**What is required**
Below are some records; work out how many of their lines contain "medicines" and give the number only.

[start Items]

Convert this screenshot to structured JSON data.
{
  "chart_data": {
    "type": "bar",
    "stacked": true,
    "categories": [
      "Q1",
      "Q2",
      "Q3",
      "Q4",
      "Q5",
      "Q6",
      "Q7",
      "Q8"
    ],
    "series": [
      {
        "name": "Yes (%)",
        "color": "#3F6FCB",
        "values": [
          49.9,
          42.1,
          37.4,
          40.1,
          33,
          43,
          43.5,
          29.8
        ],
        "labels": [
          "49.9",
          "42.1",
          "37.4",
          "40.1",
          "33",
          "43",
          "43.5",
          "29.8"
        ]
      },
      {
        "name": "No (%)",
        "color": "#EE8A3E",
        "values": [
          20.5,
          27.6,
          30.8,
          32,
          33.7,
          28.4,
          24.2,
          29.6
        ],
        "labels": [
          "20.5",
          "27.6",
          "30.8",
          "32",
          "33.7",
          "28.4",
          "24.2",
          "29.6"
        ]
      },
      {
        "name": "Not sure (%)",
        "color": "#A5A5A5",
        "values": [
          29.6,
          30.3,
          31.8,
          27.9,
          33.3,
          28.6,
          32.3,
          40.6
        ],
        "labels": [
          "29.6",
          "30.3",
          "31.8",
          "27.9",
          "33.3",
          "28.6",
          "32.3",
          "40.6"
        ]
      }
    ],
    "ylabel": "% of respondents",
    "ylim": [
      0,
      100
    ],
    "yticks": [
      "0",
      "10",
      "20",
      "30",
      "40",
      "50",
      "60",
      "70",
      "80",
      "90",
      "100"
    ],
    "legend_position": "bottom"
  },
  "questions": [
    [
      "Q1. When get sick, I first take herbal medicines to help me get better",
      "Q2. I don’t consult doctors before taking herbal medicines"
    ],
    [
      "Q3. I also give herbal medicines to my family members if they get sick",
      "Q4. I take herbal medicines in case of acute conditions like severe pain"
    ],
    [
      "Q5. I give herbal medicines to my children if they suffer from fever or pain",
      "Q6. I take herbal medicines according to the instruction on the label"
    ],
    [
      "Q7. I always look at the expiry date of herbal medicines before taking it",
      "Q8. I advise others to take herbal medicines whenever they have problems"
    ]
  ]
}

[end Items]

**Full output**
8